**AIM:** Determine the number of lines where "title" occurs and reply with that number by itself.

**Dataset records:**
— Start —
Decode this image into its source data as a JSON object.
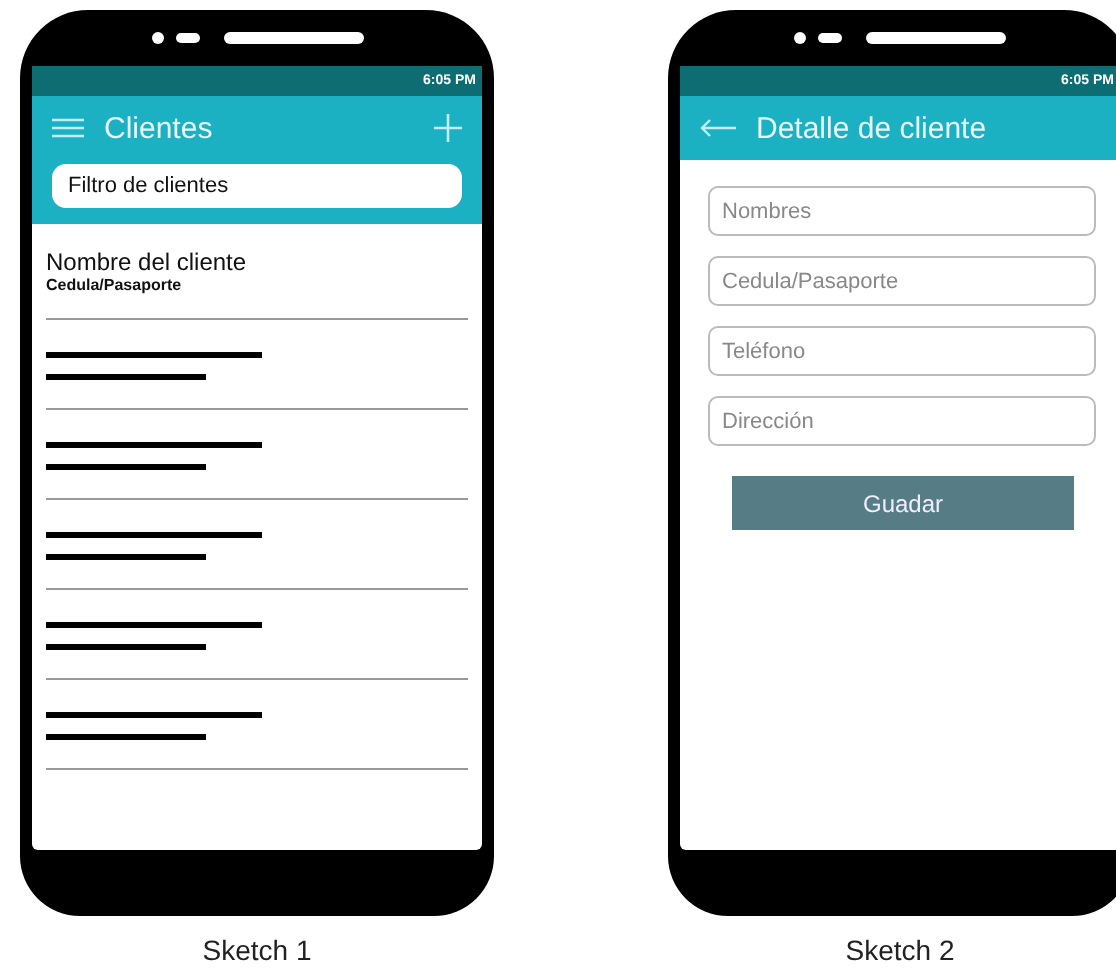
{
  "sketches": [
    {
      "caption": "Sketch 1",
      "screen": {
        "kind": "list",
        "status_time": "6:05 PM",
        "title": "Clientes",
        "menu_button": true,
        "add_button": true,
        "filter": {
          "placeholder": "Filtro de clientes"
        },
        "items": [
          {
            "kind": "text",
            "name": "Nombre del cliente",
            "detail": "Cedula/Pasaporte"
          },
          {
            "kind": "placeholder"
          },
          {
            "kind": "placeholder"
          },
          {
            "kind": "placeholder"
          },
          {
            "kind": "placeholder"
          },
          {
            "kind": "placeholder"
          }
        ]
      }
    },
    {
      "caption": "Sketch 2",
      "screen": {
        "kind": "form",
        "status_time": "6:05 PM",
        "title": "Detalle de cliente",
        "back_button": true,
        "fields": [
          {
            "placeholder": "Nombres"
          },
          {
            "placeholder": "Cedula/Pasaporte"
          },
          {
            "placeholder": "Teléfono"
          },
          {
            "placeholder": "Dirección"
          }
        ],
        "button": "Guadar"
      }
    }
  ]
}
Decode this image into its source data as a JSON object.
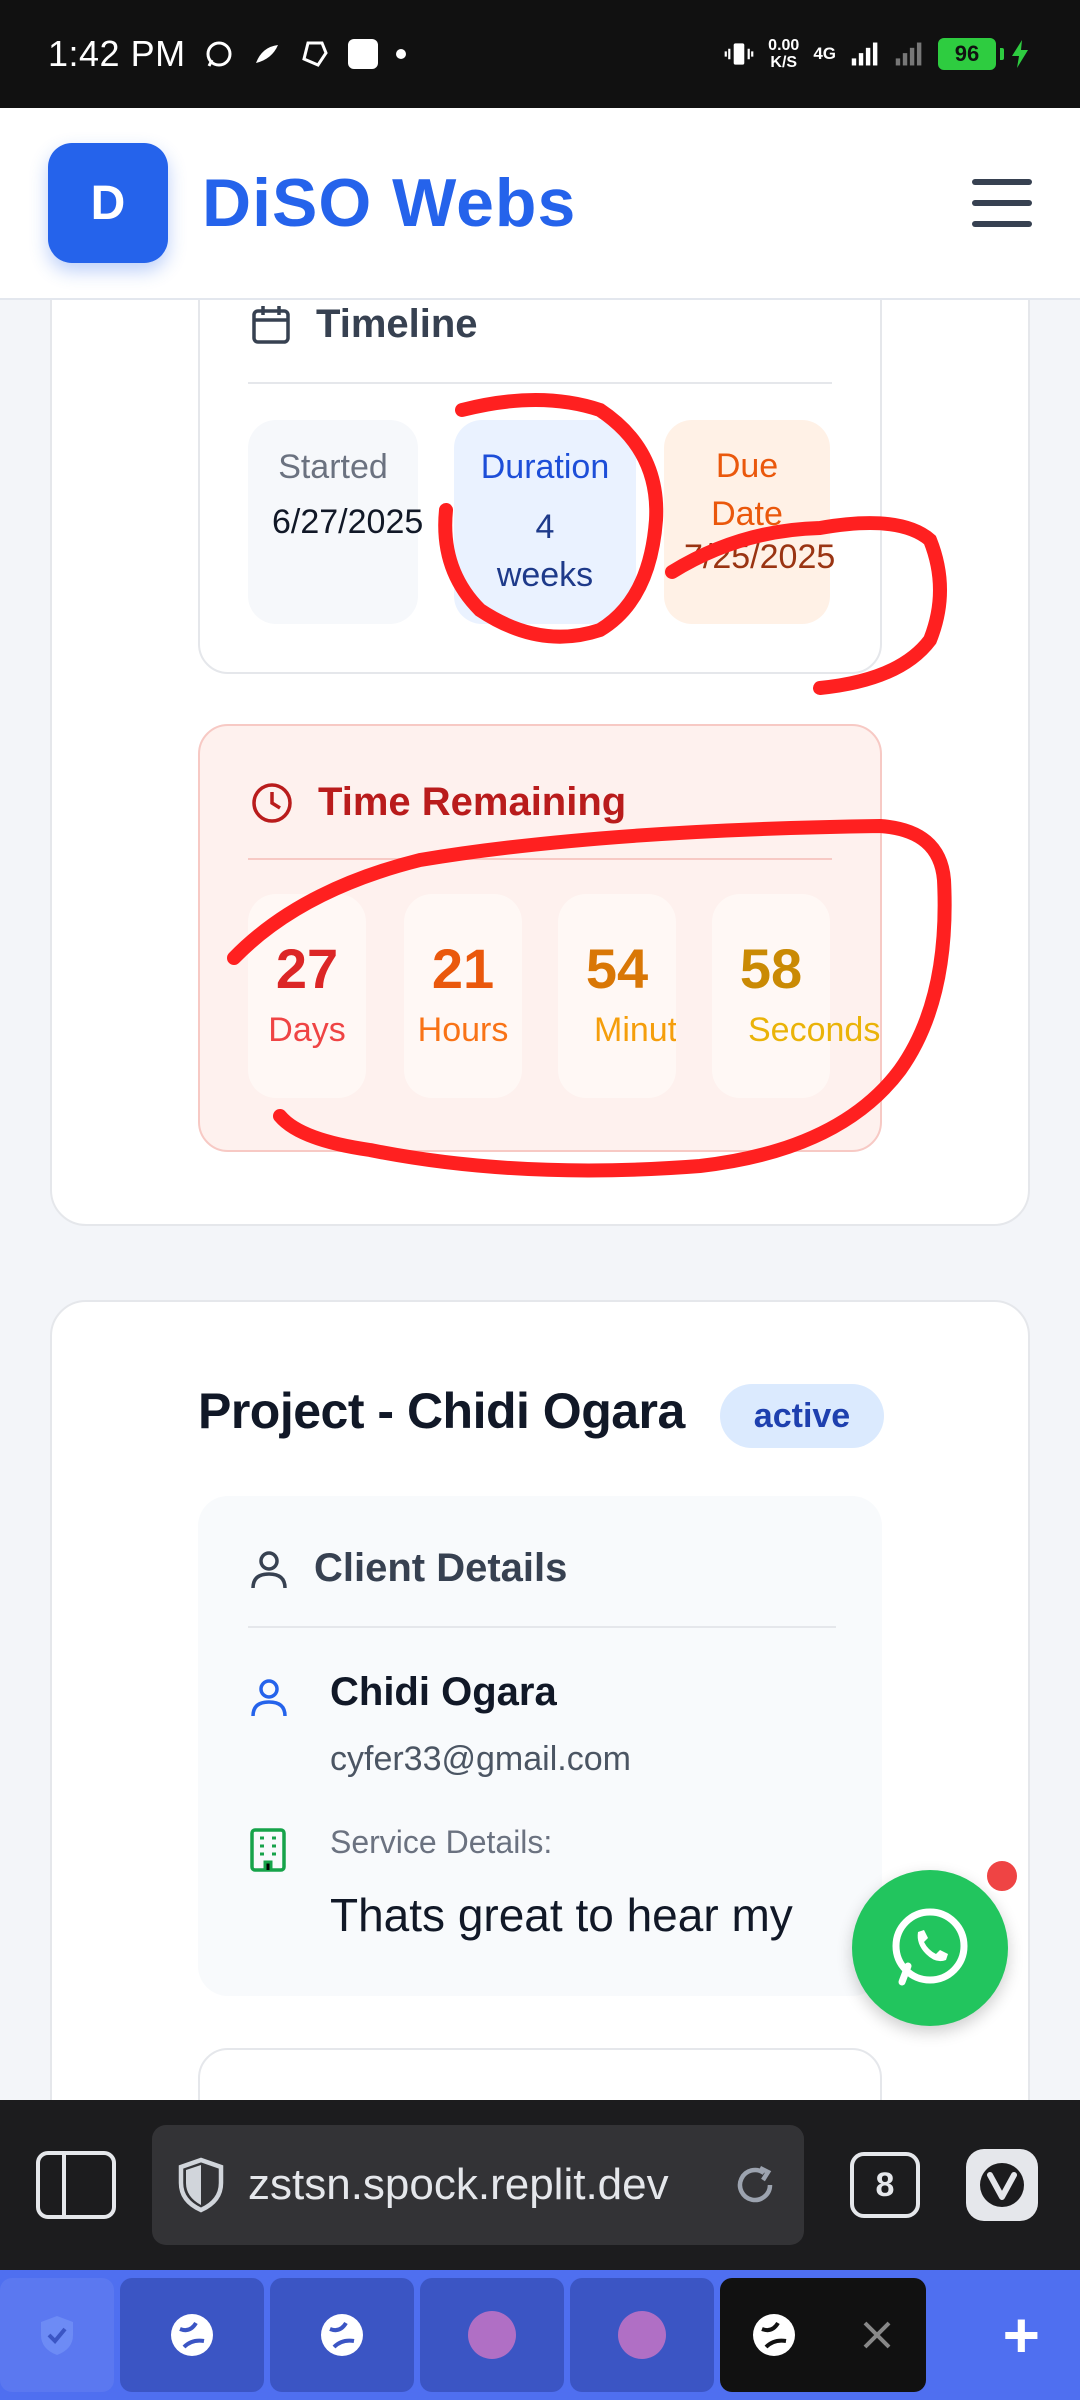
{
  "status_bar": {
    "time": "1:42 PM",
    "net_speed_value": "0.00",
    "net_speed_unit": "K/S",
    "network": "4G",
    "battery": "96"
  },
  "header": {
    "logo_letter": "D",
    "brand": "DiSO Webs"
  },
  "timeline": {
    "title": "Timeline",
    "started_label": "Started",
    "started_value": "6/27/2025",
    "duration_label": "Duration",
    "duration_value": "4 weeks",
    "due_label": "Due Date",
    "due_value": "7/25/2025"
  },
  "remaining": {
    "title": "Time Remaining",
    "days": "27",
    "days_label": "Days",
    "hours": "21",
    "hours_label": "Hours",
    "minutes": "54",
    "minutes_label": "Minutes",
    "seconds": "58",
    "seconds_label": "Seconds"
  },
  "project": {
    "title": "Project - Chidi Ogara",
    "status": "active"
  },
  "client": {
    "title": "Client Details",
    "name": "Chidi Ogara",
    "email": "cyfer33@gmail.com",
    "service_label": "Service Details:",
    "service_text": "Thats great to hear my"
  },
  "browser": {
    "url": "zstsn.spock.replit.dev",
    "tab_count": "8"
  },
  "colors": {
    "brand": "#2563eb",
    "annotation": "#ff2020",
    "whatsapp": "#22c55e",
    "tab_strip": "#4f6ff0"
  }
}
— End —
**RESPONSE:** 6